● The request
Extract the complete data exactly as given.

Extracted data entries
◆ ◆ ◆ ◆

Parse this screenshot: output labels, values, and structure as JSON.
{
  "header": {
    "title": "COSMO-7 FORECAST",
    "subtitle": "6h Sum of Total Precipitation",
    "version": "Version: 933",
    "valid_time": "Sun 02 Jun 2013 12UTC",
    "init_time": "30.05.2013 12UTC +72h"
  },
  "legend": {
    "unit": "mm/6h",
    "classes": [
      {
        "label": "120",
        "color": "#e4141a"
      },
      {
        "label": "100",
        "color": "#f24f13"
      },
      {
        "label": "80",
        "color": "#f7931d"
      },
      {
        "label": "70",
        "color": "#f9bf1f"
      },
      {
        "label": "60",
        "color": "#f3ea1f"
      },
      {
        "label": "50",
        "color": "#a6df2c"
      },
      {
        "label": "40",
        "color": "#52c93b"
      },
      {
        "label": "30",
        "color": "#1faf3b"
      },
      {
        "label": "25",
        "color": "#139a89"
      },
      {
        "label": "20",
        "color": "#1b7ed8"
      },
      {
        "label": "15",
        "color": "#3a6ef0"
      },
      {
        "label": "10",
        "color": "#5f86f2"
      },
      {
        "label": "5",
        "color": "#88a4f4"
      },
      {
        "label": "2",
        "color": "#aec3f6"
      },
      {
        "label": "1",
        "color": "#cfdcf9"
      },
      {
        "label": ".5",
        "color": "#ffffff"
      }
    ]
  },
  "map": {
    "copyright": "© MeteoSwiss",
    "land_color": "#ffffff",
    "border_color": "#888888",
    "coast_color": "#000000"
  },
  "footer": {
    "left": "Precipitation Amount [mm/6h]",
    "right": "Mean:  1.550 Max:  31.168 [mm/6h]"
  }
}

◆ ◆ ◆ ◆

● Task output
Parse this screenshot: output labels, values, and structure as JSON.
{
  "header": {
    "title": "COSMO-7 FORECAST",
    "subtitle": "6h Sum of Total Precipitation",
    "version": "Version: 933",
    "valid_time": "Sun 02 Jun 2013 12UTC",
    "init_time": "30.05.2013 12UTC +72h"
  },
  "legend": {
    "unit": "mm/6h",
    "classes": [
      {
        "label": "120",
        "color": "#e4141a"
      },
      {
        "label": "100",
        "color": "#f24f13"
      },
      {
        "label": "80",
        "color": "#f7931d"
      },
      {
        "label": "70",
        "color": "#f9bf1f"
      },
      {
        "label": "60",
        "color": "#f3ea1f"
      },
      {
        "label": "50",
        "color": "#a6df2c"
      },
      {
        "label": "40",
        "color": "#52c93b"
      },
      {
        "label": "30",
        "color": "#1faf3b"
      },
      {
        "label": "25",
        "color": "#139a89"
      },
      {
        "label": "20",
        "color": "#1b7ed8"
      },
      {
        "label": "15",
        "color": "#3a6ef0"
      },
      {
        "label": "10",
        "color": "#5f86f2"
      },
      {
        "label": "5",
        "color": "#88a4f4"
      },
      {
        "label": "2",
        "color": "#aec3f6"
      },
      {
        "label": "1",
        "color": "#cfdcf9"
      },
      {
        "label": ".5",
        "color": "#ffffff"
      }
    ]
  },
  "map": {
    "copyright": "© MeteoSwiss",
    "land_color": "#ffffff",
    "border_color": "#888888",
    "coast_color": "#000000"
  },
  "footer": {
    "left": "Precipitation Amount [mm/6h]",
    "right": "Mean:  1.550 Max:  31.168 [mm/6h]"
  }
}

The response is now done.